▸ **Task goal**
Tell how many lines include the string "watermark". Answer with a single number.

▸ **Excerpted records**
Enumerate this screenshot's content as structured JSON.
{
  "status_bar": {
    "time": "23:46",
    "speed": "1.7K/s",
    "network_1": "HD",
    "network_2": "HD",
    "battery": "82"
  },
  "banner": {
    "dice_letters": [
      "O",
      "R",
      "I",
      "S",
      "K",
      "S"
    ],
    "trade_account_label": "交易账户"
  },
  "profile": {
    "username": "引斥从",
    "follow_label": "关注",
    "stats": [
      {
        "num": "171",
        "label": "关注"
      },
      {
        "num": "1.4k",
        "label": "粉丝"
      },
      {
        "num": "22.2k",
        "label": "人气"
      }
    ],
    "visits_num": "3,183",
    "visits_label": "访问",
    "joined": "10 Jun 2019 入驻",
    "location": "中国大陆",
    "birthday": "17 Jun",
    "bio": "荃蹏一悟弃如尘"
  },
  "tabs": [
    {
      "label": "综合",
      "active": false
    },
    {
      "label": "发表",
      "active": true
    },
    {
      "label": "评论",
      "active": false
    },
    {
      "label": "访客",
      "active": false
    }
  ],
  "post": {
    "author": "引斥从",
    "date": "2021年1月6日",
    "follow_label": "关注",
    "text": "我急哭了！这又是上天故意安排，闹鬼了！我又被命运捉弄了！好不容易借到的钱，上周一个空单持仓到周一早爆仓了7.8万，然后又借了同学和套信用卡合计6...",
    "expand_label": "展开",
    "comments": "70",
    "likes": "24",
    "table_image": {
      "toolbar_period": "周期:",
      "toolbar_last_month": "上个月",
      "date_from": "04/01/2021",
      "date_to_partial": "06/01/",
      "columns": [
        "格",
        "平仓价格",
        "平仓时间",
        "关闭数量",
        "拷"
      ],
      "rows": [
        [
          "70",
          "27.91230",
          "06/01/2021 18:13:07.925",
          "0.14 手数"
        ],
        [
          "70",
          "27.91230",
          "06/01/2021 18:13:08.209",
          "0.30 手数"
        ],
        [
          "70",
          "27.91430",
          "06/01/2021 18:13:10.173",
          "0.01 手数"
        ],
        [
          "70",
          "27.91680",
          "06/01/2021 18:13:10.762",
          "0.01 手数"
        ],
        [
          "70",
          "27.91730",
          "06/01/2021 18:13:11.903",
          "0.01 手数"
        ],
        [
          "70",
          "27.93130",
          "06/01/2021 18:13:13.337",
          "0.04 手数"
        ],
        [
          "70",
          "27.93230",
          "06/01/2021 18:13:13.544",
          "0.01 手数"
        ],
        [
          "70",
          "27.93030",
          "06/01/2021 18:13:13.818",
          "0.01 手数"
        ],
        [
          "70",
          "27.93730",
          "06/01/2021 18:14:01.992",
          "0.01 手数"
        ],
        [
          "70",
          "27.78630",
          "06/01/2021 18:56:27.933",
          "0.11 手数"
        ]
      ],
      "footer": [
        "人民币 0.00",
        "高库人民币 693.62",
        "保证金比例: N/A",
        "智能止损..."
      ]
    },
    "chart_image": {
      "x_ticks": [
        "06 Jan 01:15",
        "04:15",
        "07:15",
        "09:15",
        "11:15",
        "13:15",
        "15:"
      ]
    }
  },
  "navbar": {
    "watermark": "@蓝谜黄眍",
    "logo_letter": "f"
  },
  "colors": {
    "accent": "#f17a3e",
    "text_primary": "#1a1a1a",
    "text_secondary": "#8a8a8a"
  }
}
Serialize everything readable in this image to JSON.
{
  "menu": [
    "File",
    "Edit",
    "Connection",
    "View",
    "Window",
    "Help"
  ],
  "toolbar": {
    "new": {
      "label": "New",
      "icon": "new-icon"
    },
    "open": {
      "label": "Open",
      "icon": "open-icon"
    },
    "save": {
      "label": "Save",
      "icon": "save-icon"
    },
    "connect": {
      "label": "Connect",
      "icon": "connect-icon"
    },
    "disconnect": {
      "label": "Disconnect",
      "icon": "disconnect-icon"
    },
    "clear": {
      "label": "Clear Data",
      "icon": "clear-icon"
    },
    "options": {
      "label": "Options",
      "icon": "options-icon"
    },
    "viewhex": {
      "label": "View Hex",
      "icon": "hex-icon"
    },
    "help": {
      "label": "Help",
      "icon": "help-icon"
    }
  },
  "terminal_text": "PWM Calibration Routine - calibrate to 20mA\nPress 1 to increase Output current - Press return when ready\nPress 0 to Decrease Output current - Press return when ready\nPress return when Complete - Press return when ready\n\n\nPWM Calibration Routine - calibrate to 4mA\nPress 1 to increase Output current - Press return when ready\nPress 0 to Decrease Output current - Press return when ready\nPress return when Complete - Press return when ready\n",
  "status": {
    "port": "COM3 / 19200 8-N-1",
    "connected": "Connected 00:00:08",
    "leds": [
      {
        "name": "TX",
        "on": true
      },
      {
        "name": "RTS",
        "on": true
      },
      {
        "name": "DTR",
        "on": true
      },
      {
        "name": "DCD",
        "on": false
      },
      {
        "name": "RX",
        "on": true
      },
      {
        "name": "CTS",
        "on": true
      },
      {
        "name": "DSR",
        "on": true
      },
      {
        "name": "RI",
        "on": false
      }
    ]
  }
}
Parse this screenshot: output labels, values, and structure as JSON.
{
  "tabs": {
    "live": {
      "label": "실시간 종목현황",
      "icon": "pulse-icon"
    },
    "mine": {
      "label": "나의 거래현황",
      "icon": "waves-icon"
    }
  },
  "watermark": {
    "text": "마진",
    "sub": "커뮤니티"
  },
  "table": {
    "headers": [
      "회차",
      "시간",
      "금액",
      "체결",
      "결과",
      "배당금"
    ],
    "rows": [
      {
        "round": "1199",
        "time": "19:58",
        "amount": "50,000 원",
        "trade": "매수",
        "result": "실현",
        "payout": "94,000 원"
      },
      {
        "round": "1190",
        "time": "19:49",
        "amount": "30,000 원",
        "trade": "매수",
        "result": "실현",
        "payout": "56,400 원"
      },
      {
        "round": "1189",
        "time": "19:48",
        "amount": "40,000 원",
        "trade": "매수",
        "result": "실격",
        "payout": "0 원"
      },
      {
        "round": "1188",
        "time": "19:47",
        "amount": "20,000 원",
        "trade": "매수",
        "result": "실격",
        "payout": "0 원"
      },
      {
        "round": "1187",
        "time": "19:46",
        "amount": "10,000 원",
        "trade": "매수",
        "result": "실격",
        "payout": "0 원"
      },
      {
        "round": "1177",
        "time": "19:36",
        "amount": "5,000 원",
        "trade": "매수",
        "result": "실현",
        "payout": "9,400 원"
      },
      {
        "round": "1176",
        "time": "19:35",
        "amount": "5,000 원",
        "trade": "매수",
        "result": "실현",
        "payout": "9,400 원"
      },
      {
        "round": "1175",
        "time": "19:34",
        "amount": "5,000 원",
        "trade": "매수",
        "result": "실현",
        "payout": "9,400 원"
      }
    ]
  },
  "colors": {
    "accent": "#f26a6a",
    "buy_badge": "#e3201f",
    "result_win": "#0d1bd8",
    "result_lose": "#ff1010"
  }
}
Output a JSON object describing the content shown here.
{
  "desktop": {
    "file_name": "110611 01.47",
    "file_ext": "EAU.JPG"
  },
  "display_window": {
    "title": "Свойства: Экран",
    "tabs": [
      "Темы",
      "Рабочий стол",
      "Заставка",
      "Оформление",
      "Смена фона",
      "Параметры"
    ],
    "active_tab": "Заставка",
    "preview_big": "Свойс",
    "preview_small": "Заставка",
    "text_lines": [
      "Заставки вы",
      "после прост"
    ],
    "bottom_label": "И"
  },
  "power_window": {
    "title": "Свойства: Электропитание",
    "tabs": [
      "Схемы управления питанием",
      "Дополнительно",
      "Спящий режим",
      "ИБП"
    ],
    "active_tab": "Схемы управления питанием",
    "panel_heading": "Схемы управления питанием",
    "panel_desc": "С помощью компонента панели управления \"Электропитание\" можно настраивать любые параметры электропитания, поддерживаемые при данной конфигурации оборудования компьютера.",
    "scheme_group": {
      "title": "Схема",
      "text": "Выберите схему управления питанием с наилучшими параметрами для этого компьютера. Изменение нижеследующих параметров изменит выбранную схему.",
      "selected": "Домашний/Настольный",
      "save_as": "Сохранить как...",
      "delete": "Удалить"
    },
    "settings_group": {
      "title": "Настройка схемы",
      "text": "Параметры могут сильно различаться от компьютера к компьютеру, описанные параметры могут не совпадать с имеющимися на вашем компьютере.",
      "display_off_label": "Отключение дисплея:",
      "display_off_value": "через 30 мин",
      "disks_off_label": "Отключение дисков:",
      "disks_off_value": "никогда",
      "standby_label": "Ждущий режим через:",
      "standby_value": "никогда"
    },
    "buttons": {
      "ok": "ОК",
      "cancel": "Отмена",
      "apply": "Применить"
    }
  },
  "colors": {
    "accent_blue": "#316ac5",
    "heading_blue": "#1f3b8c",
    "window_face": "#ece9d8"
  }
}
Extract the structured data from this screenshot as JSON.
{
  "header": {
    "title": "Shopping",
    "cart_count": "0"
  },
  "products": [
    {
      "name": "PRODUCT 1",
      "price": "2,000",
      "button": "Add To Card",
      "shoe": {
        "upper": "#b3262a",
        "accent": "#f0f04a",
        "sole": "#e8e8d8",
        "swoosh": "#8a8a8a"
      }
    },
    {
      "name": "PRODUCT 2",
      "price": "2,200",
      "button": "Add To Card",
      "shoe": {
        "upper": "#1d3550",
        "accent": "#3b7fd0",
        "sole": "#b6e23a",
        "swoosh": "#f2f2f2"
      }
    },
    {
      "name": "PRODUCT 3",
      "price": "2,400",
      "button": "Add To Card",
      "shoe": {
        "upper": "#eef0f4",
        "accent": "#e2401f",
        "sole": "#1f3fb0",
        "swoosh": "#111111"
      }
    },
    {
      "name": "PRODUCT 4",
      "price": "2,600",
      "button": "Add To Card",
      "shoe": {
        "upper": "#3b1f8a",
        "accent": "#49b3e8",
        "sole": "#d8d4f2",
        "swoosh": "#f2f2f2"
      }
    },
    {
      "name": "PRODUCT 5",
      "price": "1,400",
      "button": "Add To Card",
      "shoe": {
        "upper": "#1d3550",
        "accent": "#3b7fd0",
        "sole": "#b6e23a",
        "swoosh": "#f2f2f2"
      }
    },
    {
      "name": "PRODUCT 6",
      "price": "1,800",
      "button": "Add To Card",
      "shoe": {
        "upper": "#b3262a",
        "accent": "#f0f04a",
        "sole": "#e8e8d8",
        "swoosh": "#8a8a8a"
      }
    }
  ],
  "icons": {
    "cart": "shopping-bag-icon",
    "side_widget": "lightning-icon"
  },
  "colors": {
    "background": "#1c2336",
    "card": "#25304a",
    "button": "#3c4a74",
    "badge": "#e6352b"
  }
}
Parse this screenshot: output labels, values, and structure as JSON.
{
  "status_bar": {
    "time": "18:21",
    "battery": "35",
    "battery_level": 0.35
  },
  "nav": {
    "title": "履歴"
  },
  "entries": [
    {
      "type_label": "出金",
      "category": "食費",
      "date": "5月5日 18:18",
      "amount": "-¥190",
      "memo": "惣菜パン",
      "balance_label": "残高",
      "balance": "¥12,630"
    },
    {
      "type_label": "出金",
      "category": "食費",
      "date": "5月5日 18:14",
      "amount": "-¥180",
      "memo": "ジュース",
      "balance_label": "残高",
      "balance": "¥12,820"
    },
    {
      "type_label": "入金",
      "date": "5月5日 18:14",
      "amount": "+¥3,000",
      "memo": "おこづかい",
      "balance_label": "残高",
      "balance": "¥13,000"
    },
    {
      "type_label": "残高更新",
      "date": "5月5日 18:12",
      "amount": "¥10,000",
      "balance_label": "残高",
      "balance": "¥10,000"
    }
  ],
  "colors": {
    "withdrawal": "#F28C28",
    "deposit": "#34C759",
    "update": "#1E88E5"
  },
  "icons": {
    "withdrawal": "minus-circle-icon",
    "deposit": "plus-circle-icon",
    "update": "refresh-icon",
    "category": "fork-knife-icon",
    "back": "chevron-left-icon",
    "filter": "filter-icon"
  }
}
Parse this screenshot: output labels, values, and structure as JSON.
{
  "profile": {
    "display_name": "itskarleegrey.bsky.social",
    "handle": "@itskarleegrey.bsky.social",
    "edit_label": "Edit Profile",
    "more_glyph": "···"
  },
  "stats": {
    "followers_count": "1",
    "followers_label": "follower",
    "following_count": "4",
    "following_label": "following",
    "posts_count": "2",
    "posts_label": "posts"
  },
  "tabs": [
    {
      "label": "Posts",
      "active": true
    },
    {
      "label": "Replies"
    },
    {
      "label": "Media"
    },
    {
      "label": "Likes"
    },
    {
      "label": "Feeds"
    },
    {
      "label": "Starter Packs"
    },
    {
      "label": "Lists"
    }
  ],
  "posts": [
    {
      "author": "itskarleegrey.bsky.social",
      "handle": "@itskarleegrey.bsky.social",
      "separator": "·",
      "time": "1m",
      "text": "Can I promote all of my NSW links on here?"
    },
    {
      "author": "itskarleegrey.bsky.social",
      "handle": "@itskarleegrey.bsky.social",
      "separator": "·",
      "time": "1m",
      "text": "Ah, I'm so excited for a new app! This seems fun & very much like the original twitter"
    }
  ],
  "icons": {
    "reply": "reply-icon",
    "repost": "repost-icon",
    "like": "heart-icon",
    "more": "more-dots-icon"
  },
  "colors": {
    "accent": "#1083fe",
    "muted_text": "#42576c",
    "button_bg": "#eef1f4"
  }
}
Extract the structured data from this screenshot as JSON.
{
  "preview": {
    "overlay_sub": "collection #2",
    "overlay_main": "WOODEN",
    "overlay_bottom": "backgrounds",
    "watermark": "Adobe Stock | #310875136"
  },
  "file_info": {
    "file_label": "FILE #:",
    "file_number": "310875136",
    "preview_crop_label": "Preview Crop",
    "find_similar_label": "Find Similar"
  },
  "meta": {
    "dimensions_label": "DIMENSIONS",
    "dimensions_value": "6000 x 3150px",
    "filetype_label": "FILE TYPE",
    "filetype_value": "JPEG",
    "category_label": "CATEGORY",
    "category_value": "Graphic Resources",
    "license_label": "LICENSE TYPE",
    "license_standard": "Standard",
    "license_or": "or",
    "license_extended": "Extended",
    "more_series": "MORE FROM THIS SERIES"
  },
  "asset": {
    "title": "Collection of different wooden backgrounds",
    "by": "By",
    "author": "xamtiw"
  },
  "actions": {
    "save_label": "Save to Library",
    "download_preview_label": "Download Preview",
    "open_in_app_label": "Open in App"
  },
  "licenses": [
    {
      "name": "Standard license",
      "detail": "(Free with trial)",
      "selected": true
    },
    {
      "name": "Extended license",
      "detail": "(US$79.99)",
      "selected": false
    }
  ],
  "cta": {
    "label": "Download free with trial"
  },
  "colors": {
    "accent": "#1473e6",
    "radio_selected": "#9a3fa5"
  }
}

▸ **Task answer**
3